[Stored records]
################
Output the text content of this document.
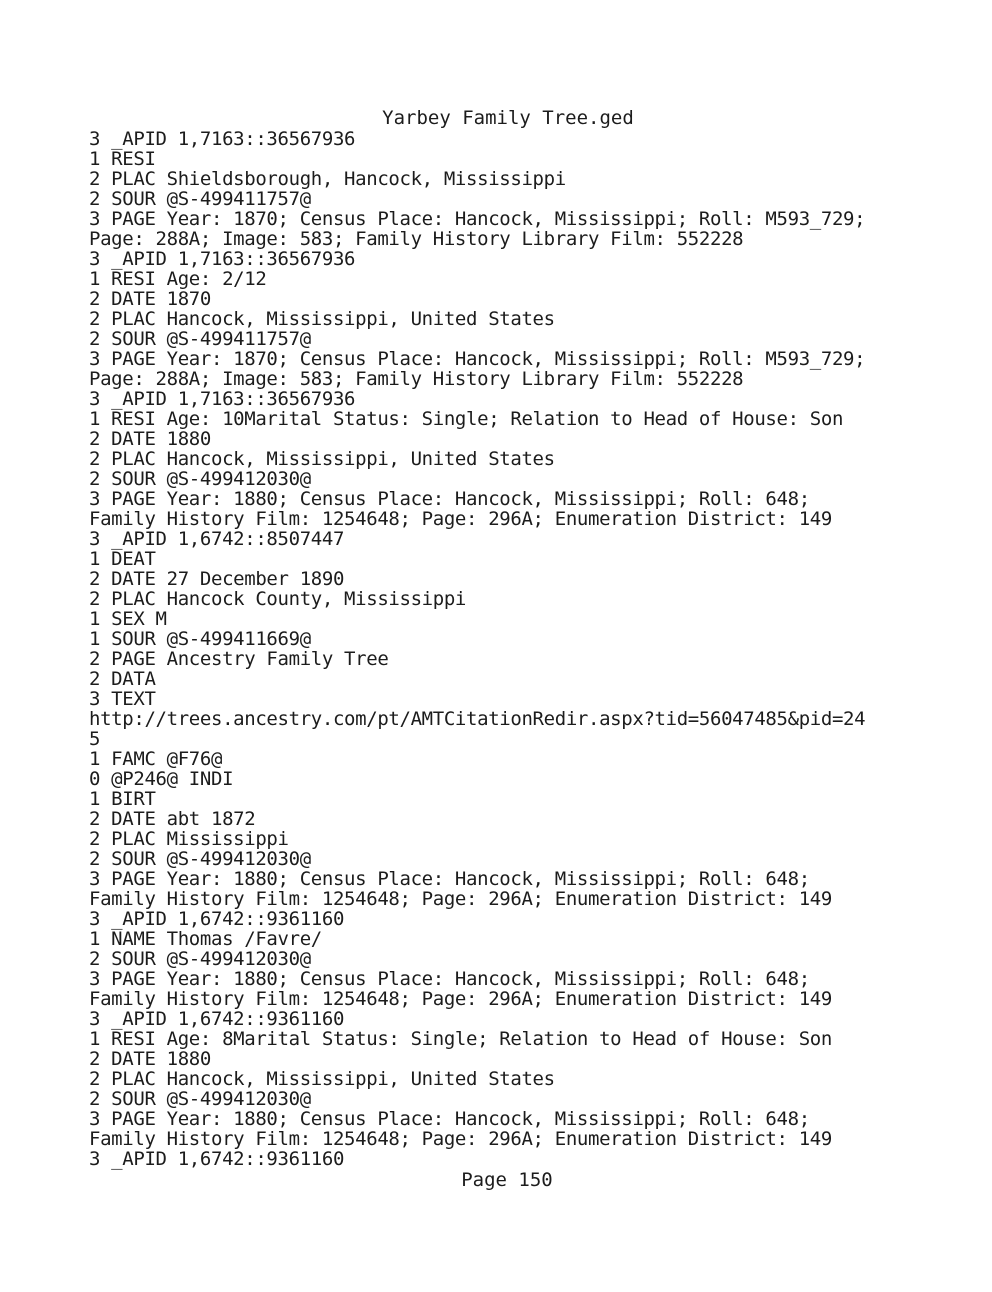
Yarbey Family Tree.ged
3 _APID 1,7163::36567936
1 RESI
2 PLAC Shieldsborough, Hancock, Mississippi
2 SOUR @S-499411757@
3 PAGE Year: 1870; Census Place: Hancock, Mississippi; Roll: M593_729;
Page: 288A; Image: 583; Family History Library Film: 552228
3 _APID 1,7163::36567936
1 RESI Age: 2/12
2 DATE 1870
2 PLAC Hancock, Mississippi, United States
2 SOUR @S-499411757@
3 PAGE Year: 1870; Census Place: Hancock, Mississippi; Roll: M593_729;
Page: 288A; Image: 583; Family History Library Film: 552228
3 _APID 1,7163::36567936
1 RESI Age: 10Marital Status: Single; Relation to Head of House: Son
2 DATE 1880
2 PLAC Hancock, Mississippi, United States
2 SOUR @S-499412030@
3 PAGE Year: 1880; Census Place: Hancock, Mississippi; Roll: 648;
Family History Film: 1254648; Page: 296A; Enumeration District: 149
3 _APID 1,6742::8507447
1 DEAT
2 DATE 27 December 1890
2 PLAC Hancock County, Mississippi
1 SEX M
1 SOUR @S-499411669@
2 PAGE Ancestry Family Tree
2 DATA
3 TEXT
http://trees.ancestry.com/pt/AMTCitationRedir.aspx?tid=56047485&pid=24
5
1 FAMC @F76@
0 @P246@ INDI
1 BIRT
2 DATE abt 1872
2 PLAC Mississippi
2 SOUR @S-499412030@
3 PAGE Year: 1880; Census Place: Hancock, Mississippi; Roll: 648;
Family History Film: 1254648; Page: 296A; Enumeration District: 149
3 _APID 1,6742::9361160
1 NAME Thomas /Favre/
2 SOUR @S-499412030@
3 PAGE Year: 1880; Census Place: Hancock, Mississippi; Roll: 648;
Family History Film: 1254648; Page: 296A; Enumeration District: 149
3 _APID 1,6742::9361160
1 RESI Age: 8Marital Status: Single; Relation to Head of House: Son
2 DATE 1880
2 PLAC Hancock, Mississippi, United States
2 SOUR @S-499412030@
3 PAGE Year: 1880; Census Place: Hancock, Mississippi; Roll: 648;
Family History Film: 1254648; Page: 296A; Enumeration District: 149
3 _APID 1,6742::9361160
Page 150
################
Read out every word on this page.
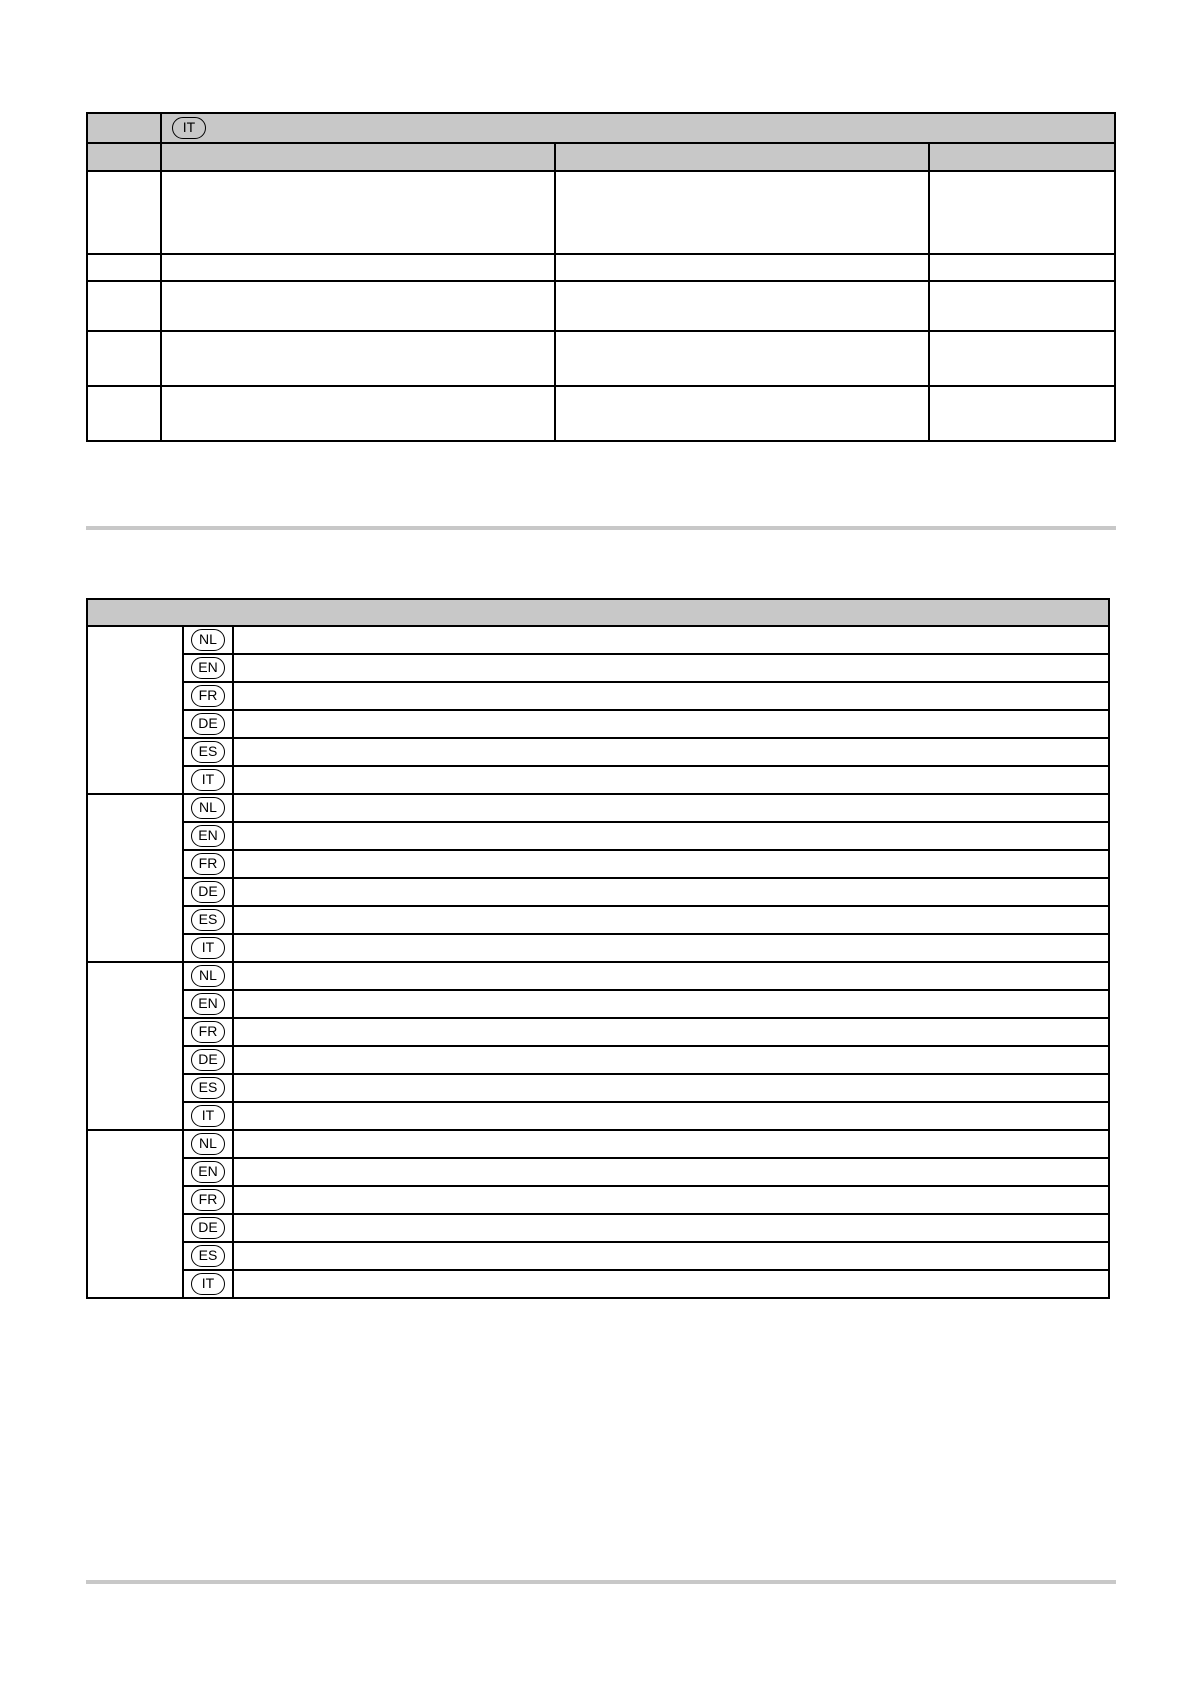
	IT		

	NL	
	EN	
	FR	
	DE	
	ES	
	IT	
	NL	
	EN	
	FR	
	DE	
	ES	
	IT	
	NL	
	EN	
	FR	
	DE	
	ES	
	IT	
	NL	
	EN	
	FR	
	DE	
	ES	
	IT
################
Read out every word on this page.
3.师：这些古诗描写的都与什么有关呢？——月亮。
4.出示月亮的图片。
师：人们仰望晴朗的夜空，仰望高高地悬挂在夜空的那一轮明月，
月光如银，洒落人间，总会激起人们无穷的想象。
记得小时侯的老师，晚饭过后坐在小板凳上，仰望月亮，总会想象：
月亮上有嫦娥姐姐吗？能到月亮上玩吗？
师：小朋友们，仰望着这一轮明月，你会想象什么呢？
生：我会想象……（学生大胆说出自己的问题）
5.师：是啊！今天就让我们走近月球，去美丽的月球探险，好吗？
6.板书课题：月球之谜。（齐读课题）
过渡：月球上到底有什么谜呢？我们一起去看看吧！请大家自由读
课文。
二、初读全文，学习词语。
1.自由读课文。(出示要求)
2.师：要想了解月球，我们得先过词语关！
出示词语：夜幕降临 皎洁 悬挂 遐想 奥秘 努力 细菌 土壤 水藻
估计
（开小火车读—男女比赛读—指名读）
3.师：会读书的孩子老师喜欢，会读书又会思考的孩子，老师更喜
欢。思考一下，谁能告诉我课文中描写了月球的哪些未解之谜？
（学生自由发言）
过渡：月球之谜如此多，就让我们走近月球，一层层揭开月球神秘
################
* **INSTRUCTIONS FOR THE TASK**:
Search the data above for the string "Head" and return every line that has it.

* **CORRECT RESPONSE**:
1 RESI Age: 10Marital Status: Single; Relation to Head of House: Son
1 RESI Age: 8Marital Status: Single; Relation to Head of House: Son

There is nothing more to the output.